*WHAT NEEDS TO BE DONE*: Search the data for the string "Пушкин" and extract every line where it appears.

### LISTING

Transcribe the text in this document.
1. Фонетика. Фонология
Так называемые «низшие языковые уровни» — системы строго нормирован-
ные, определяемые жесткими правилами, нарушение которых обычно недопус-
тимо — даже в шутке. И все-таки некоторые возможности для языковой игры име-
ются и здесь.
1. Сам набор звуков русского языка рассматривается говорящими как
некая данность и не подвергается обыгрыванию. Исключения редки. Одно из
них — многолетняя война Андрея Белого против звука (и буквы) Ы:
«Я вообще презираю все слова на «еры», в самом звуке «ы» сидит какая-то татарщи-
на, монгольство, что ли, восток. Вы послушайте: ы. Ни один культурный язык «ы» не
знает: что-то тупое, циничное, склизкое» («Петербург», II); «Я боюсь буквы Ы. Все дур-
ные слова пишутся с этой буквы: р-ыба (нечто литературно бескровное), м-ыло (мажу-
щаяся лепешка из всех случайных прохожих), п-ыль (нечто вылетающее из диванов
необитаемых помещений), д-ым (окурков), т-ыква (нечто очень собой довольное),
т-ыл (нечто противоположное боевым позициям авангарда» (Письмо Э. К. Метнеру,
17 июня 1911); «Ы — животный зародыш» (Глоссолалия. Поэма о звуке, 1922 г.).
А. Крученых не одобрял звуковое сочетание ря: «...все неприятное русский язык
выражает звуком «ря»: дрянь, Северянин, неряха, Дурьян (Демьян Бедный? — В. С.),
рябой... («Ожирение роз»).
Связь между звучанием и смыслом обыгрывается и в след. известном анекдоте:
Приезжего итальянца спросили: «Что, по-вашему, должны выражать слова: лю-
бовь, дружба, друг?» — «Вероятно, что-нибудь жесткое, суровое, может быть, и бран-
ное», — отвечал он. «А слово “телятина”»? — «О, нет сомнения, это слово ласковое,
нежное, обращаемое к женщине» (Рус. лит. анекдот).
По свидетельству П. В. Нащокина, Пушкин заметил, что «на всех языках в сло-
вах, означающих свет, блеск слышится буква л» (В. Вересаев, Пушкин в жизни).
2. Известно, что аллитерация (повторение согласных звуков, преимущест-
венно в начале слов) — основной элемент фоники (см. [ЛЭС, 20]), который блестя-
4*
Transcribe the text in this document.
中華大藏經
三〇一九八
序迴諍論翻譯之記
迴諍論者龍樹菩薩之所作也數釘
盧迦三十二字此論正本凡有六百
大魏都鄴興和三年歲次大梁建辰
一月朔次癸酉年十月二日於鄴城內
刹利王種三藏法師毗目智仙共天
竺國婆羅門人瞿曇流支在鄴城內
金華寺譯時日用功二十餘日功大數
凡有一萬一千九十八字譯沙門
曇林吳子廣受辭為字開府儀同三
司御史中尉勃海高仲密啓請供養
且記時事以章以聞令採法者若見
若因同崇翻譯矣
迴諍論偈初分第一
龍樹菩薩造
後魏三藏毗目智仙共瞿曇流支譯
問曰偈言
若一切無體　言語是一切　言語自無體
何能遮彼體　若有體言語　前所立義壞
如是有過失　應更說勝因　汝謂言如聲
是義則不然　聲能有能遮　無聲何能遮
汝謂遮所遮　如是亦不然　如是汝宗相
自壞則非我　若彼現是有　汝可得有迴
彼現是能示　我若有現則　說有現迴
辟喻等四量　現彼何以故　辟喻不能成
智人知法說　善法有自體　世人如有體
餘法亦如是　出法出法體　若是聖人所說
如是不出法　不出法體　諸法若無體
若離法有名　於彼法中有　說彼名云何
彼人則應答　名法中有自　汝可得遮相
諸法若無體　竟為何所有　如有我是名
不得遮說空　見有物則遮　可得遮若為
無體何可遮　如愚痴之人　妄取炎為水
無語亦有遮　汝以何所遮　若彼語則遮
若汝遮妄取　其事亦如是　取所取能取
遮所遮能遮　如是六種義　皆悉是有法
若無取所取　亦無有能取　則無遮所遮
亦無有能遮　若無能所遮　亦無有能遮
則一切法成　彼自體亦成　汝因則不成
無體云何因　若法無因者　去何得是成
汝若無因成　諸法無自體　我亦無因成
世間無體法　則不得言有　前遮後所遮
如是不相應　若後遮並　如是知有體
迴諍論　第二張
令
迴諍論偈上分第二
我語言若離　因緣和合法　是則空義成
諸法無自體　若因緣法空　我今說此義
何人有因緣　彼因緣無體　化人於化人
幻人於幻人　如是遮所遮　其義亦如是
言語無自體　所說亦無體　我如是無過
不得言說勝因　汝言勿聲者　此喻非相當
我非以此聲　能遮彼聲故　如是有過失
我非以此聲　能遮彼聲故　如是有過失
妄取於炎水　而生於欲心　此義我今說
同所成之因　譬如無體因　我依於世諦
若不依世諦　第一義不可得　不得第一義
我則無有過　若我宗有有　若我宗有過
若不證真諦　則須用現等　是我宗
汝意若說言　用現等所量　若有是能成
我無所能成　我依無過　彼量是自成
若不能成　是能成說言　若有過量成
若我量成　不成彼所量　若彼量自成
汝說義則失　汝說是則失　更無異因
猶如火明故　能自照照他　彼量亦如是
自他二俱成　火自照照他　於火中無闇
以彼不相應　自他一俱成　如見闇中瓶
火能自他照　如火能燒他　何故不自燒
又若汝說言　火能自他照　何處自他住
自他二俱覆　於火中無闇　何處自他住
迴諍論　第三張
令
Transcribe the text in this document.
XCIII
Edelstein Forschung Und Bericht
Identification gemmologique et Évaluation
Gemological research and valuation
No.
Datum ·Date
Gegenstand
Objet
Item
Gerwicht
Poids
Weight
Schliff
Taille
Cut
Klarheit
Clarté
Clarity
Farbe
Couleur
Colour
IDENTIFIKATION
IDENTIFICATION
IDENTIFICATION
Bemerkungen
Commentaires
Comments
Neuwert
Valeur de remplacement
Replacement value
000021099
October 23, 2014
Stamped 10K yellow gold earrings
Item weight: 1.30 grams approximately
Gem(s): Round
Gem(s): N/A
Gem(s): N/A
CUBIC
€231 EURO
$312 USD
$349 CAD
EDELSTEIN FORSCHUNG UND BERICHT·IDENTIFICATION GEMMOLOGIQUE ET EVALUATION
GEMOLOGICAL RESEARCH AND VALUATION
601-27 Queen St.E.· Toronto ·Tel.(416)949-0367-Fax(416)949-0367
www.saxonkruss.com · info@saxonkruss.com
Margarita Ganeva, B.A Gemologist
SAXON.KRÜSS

######

*SOLUTION TO THE PROBLEM*:
По свидетельству П. В. Нащокина, Пушкин заметил, что «на всех языках в сло-
вах, означающих свет, блеск слышится буква л» (В. Вересаев, Пушкин в жизни).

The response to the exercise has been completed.